PROBLEM REQUIREMENTS
Wherever the string "name" appears, copy the whole line.

Excerpts from a figure dataset
______________________________
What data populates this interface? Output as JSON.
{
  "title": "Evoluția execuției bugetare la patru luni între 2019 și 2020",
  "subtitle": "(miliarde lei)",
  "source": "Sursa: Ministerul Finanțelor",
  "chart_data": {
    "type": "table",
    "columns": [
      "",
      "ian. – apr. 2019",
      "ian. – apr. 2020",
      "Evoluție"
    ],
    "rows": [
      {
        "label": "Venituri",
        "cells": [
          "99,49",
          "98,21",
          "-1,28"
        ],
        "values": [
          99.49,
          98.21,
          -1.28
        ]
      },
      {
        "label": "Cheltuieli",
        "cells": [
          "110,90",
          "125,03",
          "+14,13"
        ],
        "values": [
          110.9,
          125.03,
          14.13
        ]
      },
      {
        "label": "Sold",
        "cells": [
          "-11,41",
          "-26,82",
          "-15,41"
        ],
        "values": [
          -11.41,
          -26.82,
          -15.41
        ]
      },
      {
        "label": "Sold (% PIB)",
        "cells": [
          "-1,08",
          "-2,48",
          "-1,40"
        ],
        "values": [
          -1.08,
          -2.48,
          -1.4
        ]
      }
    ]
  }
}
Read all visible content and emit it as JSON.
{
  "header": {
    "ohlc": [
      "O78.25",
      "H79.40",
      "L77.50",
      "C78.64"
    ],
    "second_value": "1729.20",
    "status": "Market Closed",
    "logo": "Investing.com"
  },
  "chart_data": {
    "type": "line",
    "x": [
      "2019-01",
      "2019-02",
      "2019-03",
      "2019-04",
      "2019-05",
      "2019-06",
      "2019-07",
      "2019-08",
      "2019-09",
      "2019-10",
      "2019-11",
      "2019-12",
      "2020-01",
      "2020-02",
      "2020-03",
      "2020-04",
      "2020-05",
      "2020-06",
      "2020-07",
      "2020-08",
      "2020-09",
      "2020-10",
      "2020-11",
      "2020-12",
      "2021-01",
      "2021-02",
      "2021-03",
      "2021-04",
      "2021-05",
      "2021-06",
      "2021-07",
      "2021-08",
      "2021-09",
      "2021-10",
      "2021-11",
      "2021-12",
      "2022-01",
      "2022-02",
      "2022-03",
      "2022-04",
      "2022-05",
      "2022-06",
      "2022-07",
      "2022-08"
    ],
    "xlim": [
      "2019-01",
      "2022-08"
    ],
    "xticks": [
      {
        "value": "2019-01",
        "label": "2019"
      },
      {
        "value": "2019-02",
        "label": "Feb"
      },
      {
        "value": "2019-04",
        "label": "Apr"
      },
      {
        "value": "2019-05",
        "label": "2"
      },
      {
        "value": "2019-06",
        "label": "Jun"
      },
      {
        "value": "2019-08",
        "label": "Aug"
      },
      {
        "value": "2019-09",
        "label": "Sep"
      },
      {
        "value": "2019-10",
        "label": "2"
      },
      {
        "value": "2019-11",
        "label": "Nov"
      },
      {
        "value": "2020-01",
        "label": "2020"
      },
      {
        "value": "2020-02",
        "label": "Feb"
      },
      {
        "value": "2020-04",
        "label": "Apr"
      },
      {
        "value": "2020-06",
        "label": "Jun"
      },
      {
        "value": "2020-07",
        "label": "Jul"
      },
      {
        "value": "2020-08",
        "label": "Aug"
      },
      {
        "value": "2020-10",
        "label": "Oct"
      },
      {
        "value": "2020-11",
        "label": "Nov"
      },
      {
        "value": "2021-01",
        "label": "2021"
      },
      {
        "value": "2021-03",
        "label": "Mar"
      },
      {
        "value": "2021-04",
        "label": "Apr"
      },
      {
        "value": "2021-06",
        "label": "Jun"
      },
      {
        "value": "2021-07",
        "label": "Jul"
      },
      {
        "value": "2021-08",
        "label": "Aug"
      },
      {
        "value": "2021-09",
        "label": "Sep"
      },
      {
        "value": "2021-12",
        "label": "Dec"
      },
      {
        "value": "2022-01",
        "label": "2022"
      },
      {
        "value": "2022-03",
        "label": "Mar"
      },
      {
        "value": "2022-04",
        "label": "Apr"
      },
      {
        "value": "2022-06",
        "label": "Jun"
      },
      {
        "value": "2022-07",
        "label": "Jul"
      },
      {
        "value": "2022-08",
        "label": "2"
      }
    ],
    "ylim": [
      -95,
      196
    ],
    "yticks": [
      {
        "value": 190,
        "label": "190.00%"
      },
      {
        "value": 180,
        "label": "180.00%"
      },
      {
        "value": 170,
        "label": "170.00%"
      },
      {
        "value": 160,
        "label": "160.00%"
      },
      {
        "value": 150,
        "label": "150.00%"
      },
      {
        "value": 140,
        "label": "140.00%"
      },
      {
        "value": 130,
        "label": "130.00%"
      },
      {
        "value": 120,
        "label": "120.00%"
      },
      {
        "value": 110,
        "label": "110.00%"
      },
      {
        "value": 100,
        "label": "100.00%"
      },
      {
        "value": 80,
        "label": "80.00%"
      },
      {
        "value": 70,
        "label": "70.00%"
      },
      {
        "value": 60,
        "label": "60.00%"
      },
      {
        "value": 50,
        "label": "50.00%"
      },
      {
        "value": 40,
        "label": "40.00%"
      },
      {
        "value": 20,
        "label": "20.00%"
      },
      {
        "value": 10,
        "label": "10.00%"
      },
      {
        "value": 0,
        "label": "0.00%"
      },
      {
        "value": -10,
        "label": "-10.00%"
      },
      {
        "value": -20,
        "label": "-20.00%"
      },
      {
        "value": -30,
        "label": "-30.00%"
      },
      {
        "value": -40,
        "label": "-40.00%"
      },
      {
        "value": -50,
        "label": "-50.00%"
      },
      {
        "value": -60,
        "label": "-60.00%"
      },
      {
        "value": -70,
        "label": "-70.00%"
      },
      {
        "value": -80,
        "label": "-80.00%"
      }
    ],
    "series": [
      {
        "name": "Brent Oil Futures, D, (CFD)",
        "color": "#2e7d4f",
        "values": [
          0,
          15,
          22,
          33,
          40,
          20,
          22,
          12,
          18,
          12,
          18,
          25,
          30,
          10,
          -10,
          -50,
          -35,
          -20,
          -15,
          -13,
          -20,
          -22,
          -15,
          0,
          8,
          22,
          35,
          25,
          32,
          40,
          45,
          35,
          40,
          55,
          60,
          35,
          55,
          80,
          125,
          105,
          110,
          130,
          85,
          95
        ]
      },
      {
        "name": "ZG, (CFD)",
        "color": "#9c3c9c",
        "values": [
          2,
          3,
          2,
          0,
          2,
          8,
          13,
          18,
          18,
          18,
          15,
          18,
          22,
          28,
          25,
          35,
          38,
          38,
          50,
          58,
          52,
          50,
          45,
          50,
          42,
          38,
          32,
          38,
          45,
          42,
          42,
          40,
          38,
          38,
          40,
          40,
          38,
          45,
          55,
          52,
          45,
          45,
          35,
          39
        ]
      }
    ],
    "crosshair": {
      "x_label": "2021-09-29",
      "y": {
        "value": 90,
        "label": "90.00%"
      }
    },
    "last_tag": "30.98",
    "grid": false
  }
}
______________________________
TASK SOLUTION
        "name": "Brent Oil Futures, D, (CFD)",
        "name": "ZG, (CFD)",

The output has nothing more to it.